[Recorded data]
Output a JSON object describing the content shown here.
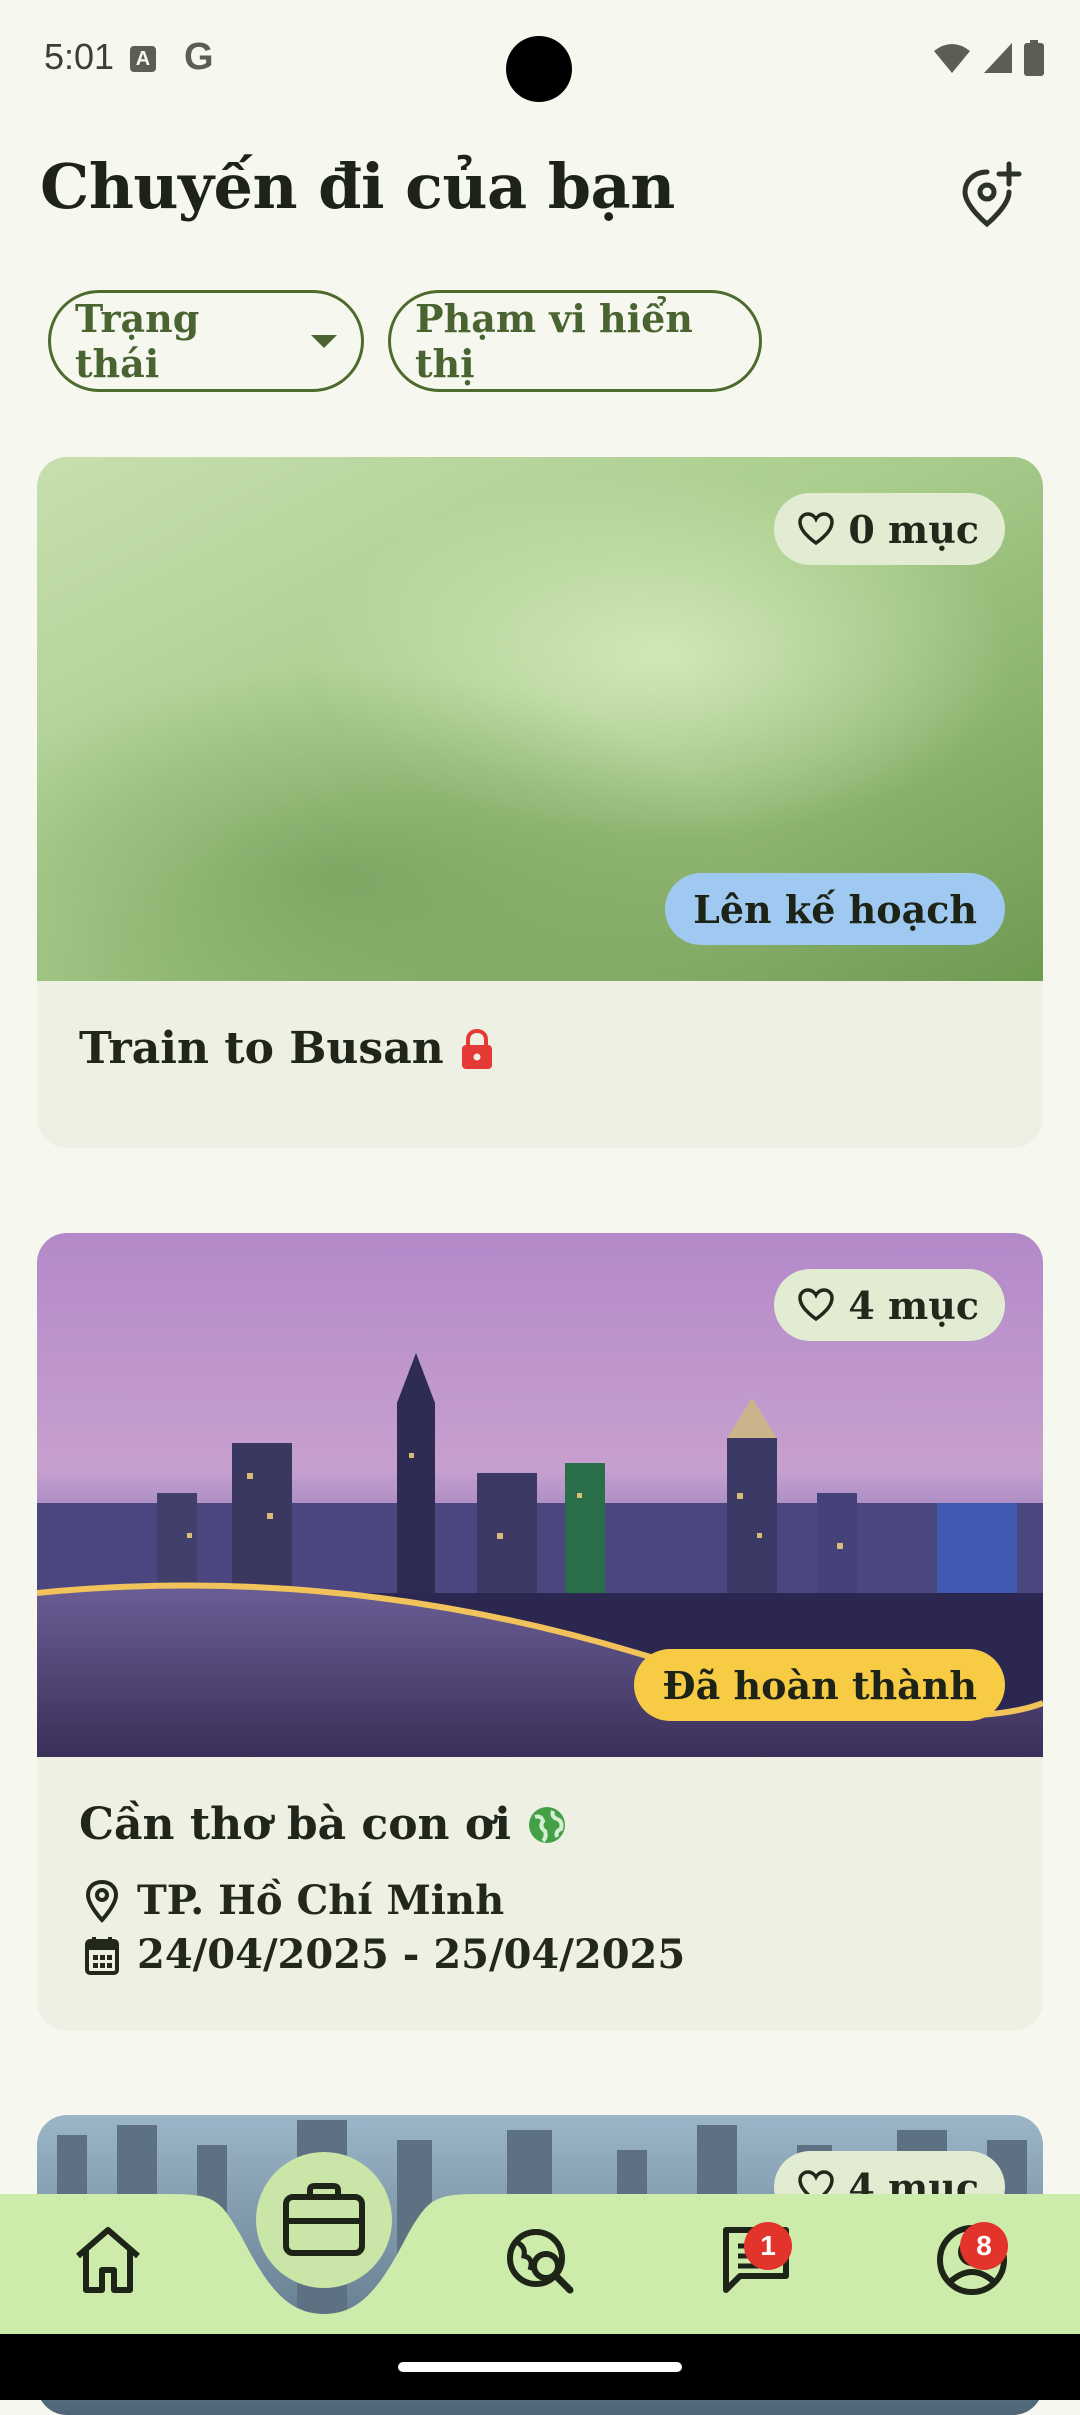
{
  "status_bar": {
    "time": "5:01",
    "a_icon": "A",
    "g_icon": "G"
  },
  "header": {
    "title": "Chuyến đi của bạn",
    "add_icon": "add-location-icon"
  },
  "filters": {
    "status_label": "Trạng thái",
    "range_label": "Phạm vi hiển thị"
  },
  "trips": [
    {
      "title": "Train to Busan",
      "favorites": "0 mục",
      "status": "Lên kế hoạch",
      "status_color": "#9fc9f0",
      "privacy_icon": "lock-icon",
      "privacy_color": "#e53935"
    },
    {
      "title": "Cần thơ bà con ơi",
      "favorites": "4 mục",
      "status": "Đã hoàn thành",
      "status_color": "#f8cb45",
      "privacy_icon": "globe-icon",
      "privacy_color": "#43a047",
      "location": "TP. Hồ Chí Minh",
      "dates": "24/04/2025 - 25/04/2025"
    },
    {
      "favorites": "4 mục"
    }
  ],
  "bottom_nav": {
    "items": [
      "home-icon",
      "briefcase-icon",
      "travel-explore-icon",
      "chat-icon",
      "profile-icon"
    ],
    "chat_badge": "1",
    "profile_badge": "8",
    "bar_color": "#cdebab"
  }
}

* [Given exercise]
The pictures should not appear in the copy; every other part of the records above must be returned exactly.

* [Solved exercise]
Output a JSON object describing the content shown here.
{
  "status_bar": {
    "time": "5:01",
    "a_icon": "A",
    "g_icon": "G"
  },
  "header": {
    "title": "Chuyến đi của bạn",
    "add_icon": "add-location-icon"
  },
  "filters": {
    "status_label": "Trạng thái",
    "range_label": "Phạm vi hiển thị"
  },
  "trips": [
    {
      "title": "Train to Busan",
      "favorites": "0 mục",
      "status": "Lên kế hoạch",
      "status_color": "#9fc9f0",
      "privacy_icon": "lock-icon",
      "privacy_color": "#e53935"
    },
    {
      "title": "Cần thơ bà con ơi",
      "favorites": "4 mục",
      "status": "Đã hoàn thành",
      "status_color": "#f8cb45",
      "privacy_icon": "globe-icon",
      "privacy_color": "#43a047",
      "location": "TP. Hồ Chí Minh",
      "dates": "24/04/2025 - 25/04/2025"
    },
    {
      "favorites": "4 mục"
    }
  ],
  "bottom_nav": {
    "items": [
      "home-icon",
      "briefcase-icon",
      "travel-explore-icon",
      "chat-icon",
      "profile-icon"
    ],
    "chat_badge": "1",
    "profile_badge": "8",
    "bar_color": "#cdebab"
  }
}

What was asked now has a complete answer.